- [Extracted entries]:
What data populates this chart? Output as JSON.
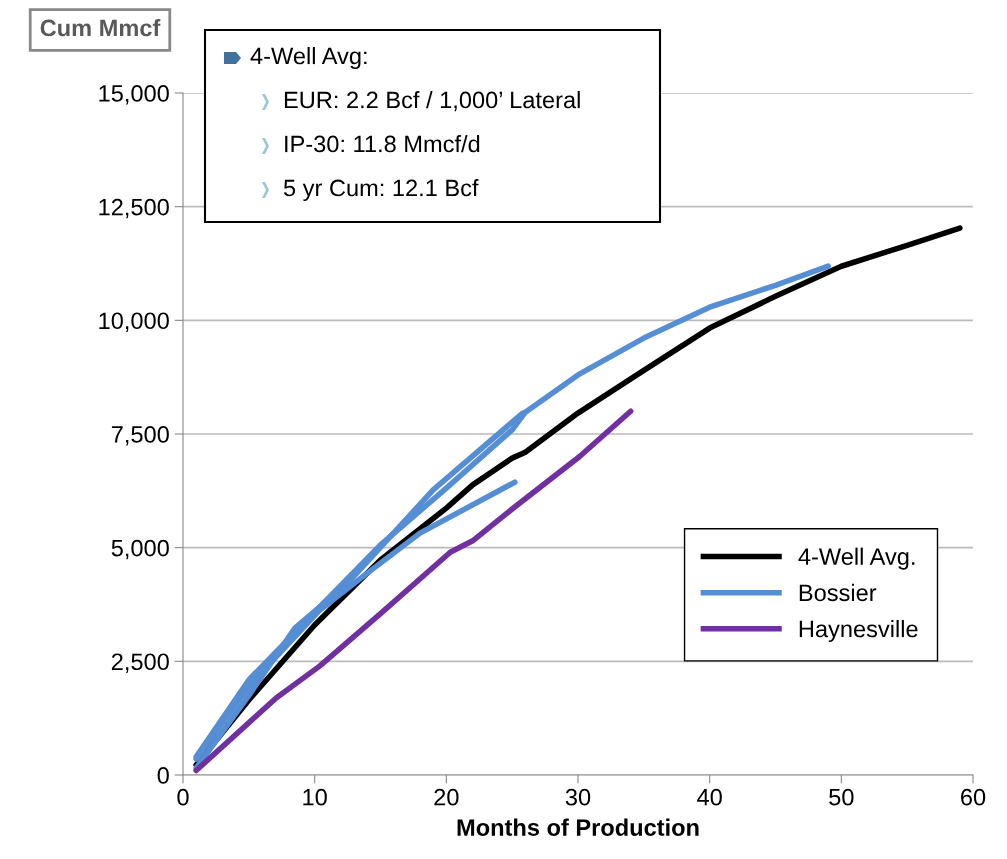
{
  "chart_data": {
    "type": "line",
    "xlabel": "Months of Production",
    "ylabel": "Cum Mmcf",
    "annotations": [
      "4-Well Avg:",
      "EUR: 2.2 Bcf / 1,000’ Lateral",
      "IP-30: 11.8 Mmcf/d",
      "5 yr Cum: 12.1 Bcf"
    ],
    "series": [
      {
        "name": "4-Well Avg.",
        "color": "#000000",
        "x": [
          1,
          5,
          10,
          15,
          20,
          22,
          25,
          26,
          30,
          35,
          40,
          45,
          50,
          55,
          59
        ],
        "values": [
          220,
          1650,
          3300,
          4730,
          5870,
          6380,
          6970,
          7100,
          7960,
          8900,
          9830,
          10530,
          11190,
          11650,
          12030
        ]
      },
      {
        "name": "Bossier",
        "color": "#558ed5",
        "x": [
          1,
          5,
          10,
          15,
          20,
          25,
          26,
          30,
          35,
          40,
          45,
          49
        ],
        "values": [
          400,
          2090,
          3580,
          5060,
          6310,
          7590,
          7980,
          8800,
          9610,
          10290,
          10770,
          11190
        ]
      },
      {
        "color": "#558ed5",
        "x": [
          1,
          5,
          8.5,
          12.5,
          19,
          25.8
        ],
        "values": [
          150,
          1750,
          3230,
          4220,
          6270,
          7960
        ]
      },
      {
        "color": "#558ed5",
        "x": [
          1,
          5,
          10.4,
          14,
          18,
          25.2
        ],
        "values": [
          350,
          1950,
          3630,
          4440,
          5320,
          6440
        ]
      },
      {
        "name": "Haynesville",
        "color": "#7030a0",
        "x": [
          1,
          7.1,
          10.4,
          15,
          20.3,
          22,
          25,
          30.1,
          34
        ],
        "values": [
          100,
          1700,
          2400,
          3550,
          4900,
          5150,
          5850,
          7000,
          8000
        ]
      }
    ],
    "xlim": [
      0,
      60
    ],
    "xticks": [
      0,
      10,
      20,
      30,
      40,
      50,
      60
    ],
    "ylim": [
      0,
      15000
    ],
    "yticks": [
      0,
      {
        "value": 2500,
        "label": "2,500"
      },
      {
        "value": 5000,
        "label": "5,000"
      },
      {
        "value": 7500,
        "label": "7,500"
      },
      {
        "value": 10000,
        "label": "10,000"
      },
      {
        "value": 12500,
        "label": "12,500"
      },
      {
        "value": 15000,
        "label": "15,000"
      }
    ],
    "grid": "y",
    "legend": "bottom right",
    "marker": "none",
    "line_style": "solid"
  }
}
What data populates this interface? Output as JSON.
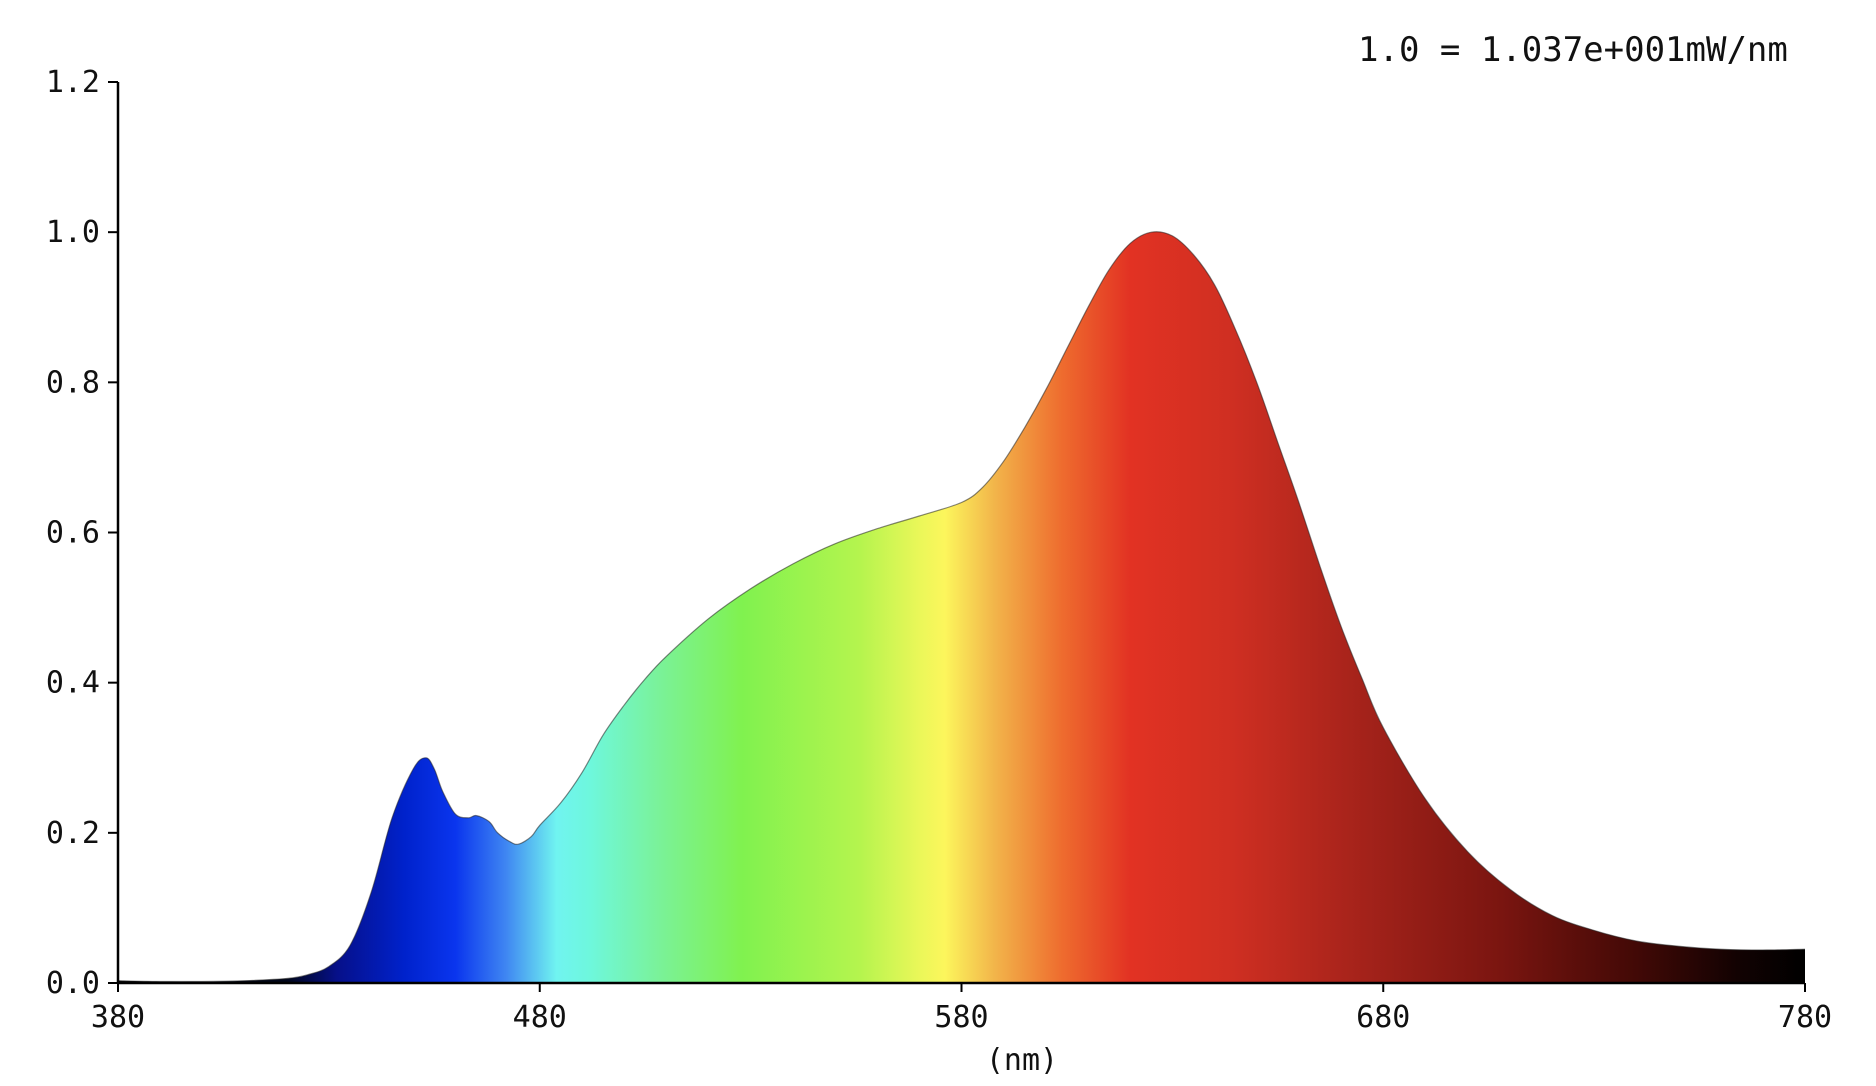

- [Exercise aim]: Which lines in the data above contain "name"? Show each one.

- [Result]:
        "name": "4-Well Avg.",
        "name": "Bossier",
        "name": "Haynesville",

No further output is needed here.